**Stated problem**
Exclude the pictures, then repeat the remaining data exactly.

**Data provided**
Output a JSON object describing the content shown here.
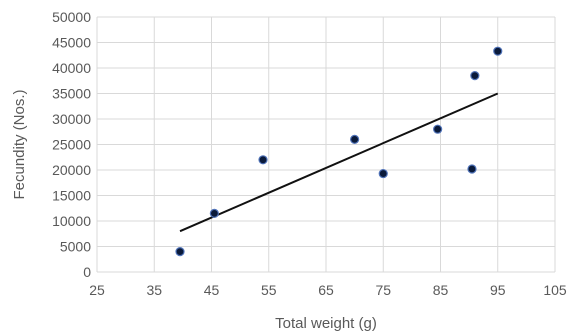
{
  "chart_data": {
    "type": "scatter",
    "title": "",
    "xlabel": "Total weight (g)",
    "ylabel": "Fecundity (Nos.)",
    "xlim": [
      25,
      105
    ],
    "ylim": [
      0,
      50000
    ],
    "xticks": [
      25,
      35,
      45,
      55,
      65,
      75,
      85,
      95,
      105
    ],
    "yticks": [
      0,
      5000,
      10000,
      15000,
      20000,
      25000,
      30000,
      35000,
      40000,
      45000,
      50000
    ],
    "grid": "vertical and horizontal",
    "legend": "none",
    "series": [
      {
        "points": [
          {
            "x": 39.5,
            "y": 4000
          },
          {
            "x": 45.5,
            "y": 11500
          },
          {
            "x": 54,
            "y": 22000
          },
          {
            "x": 70,
            "y": 26000
          },
          {
            "x": 75,
            "y": 19300
          },
          {
            "x": 84.5,
            "y": 28000
          },
          {
            "x": 90.5,
            "y": 20200
          },
          {
            "x": 91,
            "y": 38500
          },
          {
            "x": 95,
            "y": 43300
          }
        ]
      }
    ],
    "trendline": {
      "type": "linear",
      "x": [
        39.5,
        95
      ],
      "y": [
        8000,
        35000
      ]
    },
    "colors": {
      "marker_fill": "#0a1a3a",
      "marker_edge": "#4f72b8",
      "trendline": "#111111",
      "grid": "#d9d9d9",
      "tick_text": "#595959"
    }
  }
}
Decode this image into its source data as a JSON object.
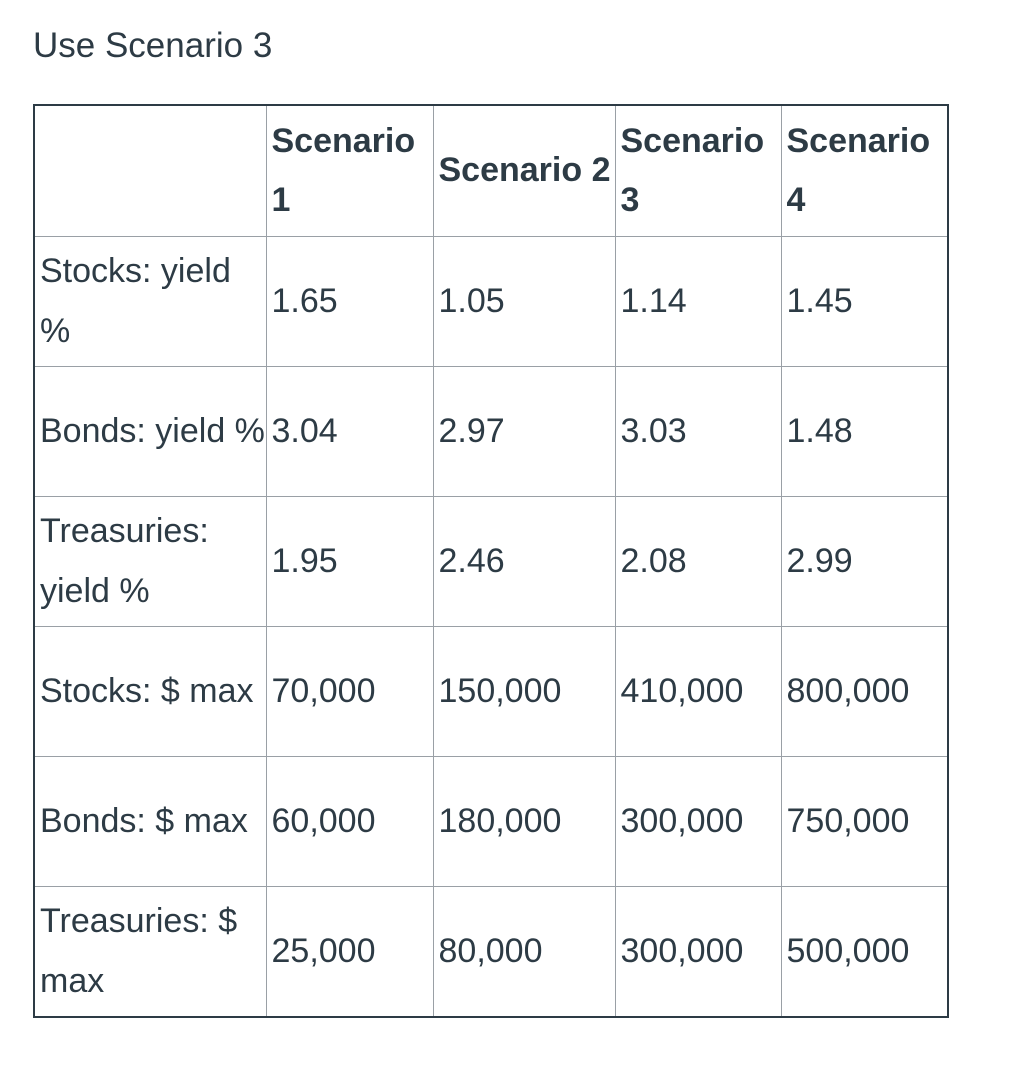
{
  "heading": "Use Scenario 3",
  "table": {
    "corner": "",
    "columns": [
      "Scenario 1",
      "Scenario 2",
      "Scenario 3",
      "Scenario 4"
    ],
    "rows": [
      {
        "label": "Stocks: yield %",
        "values": [
          "1.65",
          "1.05",
          "1.14",
          "1.45"
        ]
      },
      {
        "label": "Bonds: yield %",
        "values": [
          "3.04",
          "2.97",
          "3.03",
          "1.48"
        ]
      },
      {
        "label": "Treasuries: yield %",
        "values": [
          "1.95",
          "2.46",
          "2.08",
          "2.99"
        ]
      },
      {
        "label": "Stocks: $ max",
        "values": [
          "70,000",
          "150,000",
          "410,000",
          "800,000"
        ]
      },
      {
        "label": "Bonds: $ max",
        "values": [
          "60,000",
          "180,000",
          "300,000",
          "750,000"
        ]
      },
      {
        "label": "Treasuries: $ max",
        "values": [
          "25,000",
          "80,000",
          "300,000",
          "500,000"
        ]
      }
    ]
  }
}
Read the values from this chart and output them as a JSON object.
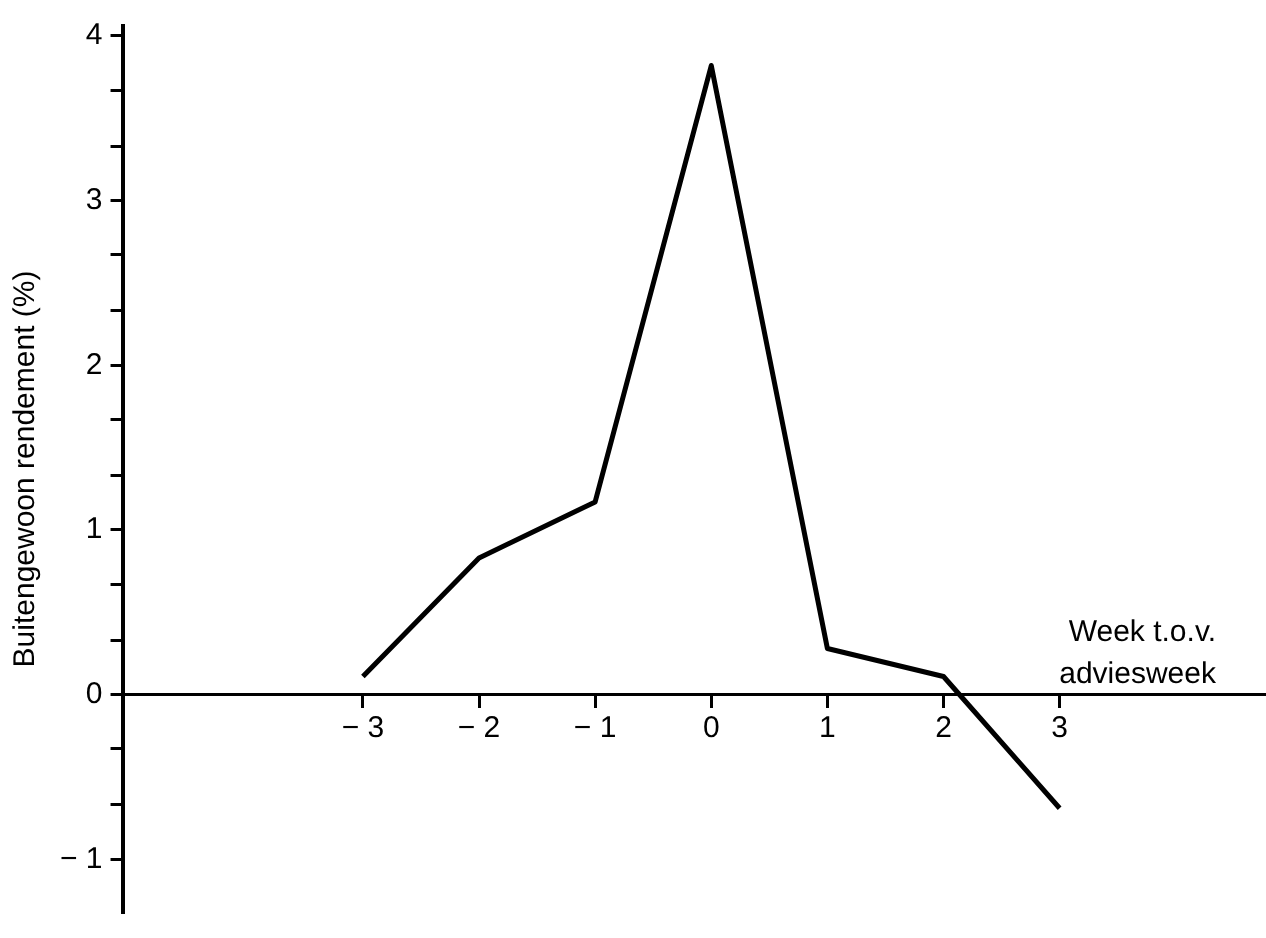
{
  "chart_data": {
    "type": "line",
    "xlabel": "Week t.o.v. adviesweek",
    "ylabel": "Buitengewoon rendement (%)",
    "x": [
      -3,
      -2,
      -1,
      0,
      1,
      2,
      3
    ],
    "series": [
      {
        "color": "#000000",
        "values": [
          0.11,
          0.83,
          1.17,
          3.82,
          0.28,
          0.11,
          -0.69
        ]
      }
    ],
    "xlim": [
      -5.07,
      4.76
    ],
    "xticks": [
      {
        "value": -3,
        "label": "− 3"
      },
      {
        "value": -2,
        "label": "− 2"
      },
      {
        "value": -1,
        "label": "− 1"
      },
      0,
      1,
      2,
      3
    ],
    "ylim": [
      -1.32,
      4.06
    ],
    "yticks": [
      {
        "value": -1,
        "label": "− 1"
      },
      {
        "value": -0.67,
        "label": null
      },
      {
        "value": -0.33,
        "label": null
      },
      0,
      {
        "value": 0.33,
        "label": null
      },
      {
        "value": 0.67,
        "label": null
      },
      1,
      {
        "value": 1.33,
        "label": null
      },
      {
        "value": 1.67,
        "label": null
      },
      2,
      {
        "value": 2.33,
        "label": null
      },
      {
        "value": 2.67,
        "label": null
      },
      3,
      {
        "value": 3.33,
        "label": null
      },
      {
        "value": 3.67,
        "label": null
      },
      4
    ],
    "grid": false,
    "legend": false,
    "marker": "none",
    "line_style": "solid"
  }
}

**Correct response**
Output a JSON object describing the content shown here.
{
  "chart_data": {
    "type": "scatter",
    "title": "",
    "xlabel": "Total weight (g)",
    "ylabel": "Fecundity (Nos.)",
    "xlim": [
      25,
      105
    ],
    "ylim": [
      0,
      50000
    ],
    "xticks": [
      25,
      35,
      45,
      55,
      65,
      75,
      85,
      95,
      105
    ],
    "yticks": [
      0,
      5000,
      10000,
      15000,
      20000,
      25000,
      30000,
      35000,
      40000,
      45000,
      50000
    ],
    "grid": "vertical and horizontal",
    "legend": "none",
    "series": [
      {
        "points": [
          {
            "x": 39.5,
            "y": 4000
          },
          {
            "x": 45.5,
            "y": 11500
          },
          {
            "x": 54,
            "y": 22000
          },
          {
            "x": 70,
            "y": 26000
          },
          {
            "x": 75,
            "y": 19300
          },
          {
            "x": 84.5,
            "y": 28000
          },
          {
            "x": 90.5,
            "y": 20200
          },
          {
            "x": 91,
            "y": 38500
          },
          {
            "x": 95,
            "y": 43300
          }
        ]
      }
    ],
    "trendline": {
      "type": "linear",
      "x": [
        39.5,
        95
      ],
      "y": [
        8000,
        35000
      ]
    },
    "colors": {
      "marker_fill": "#0a1a3a",
      "marker_edge": "#4f72b8",
      "trendline": "#111111",
      "grid": "#d9d9d9",
      "tick_text": "#595959"
    }
  }
}
Decode this image into its source data as a JSON object.
{
  "heading": "Use Scenario 3",
  "table": {
    "corner": "",
    "columns": [
      "Scenario 1",
      "Scenario 2",
      "Scenario 3",
      "Scenario 4"
    ],
    "rows": [
      {
        "label": "Stocks: yield %",
        "values": [
          "1.65",
          "1.05",
          "1.14",
          "1.45"
        ]
      },
      {
        "label": "Bonds: yield %",
        "values": [
          "3.04",
          "2.97",
          "3.03",
          "1.48"
        ]
      },
      {
        "label": "Treasuries: yield %",
        "values": [
          "1.95",
          "2.46",
          "2.08",
          "2.99"
        ]
      },
      {
        "label": "Stocks: $ max",
        "values": [
          "70,000",
          "150,000",
          "410,000",
          "800,000"
        ]
      },
      {
        "label": "Bonds: $ max",
        "values": [
          "60,000",
          "180,000",
          "300,000",
          "750,000"
        ]
      },
      {
        "label": "Treasuries: $ max",
        "values": [
          "25,000",
          "80,000",
          "300,000",
          "500,000"
        ]
      }
    ]
  }
}
Read the values from this chart and output them as a JSON object.
{
  "chart_data": {
    "type": "line",
    "xlabel": "Week t.o.v. adviesweek",
    "ylabel": "Buitengewoon rendement (%)",
    "x": [
      -3,
      -2,
      -1,
      0,
      1,
      2,
      3
    ],
    "series": [
      {
        "color": "#000000",
        "values": [
          0.11,
          0.83,
          1.17,
          3.82,
          0.28,
          0.11,
          -0.69
        ]
      }
    ],
    "xlim": [
      -5.07,
      4.76
    ],
    "xticks": [
      {
        "value": -3,
        "label": "− 3"
      },
      {
        "value": -2,
        "label": "− 2"
      },
      {
        "value": -1,
        "label": "− 1"
      },
      0,
      1,
      2,
      3
    ],
    "ylim": [
      -1.32,
      4.06
    ],
    "yticks": [
      {
        "value": -1,
        "label": "− 1"
      },
      {
        "value": -0.67,
        "label": null
      },
      {
        "value": -0.33,
        "label": null
      },
      0,
      {
        "value": 0.33,
        "label": null
      },
      {
        "value": 0.67,
        "label": null
      },
      1,
      {
        "value": 1.33,
        "label": null
      },
      {
        "value": 1.67,
        "label": null
      },
      2,
      {
        "value": 2.33,
        "label": null
      },
      {
        "value": 2.67,
        "label": null
      },
      3,
      {
        "value": 3.33,
        "label": null
      },
      {
        "value": 3.67,
        "label": null
      },
      4
    ],
    "grid": false,
    "legend": false,
    "marker": "none",
    "line_style": "solid"
  }
}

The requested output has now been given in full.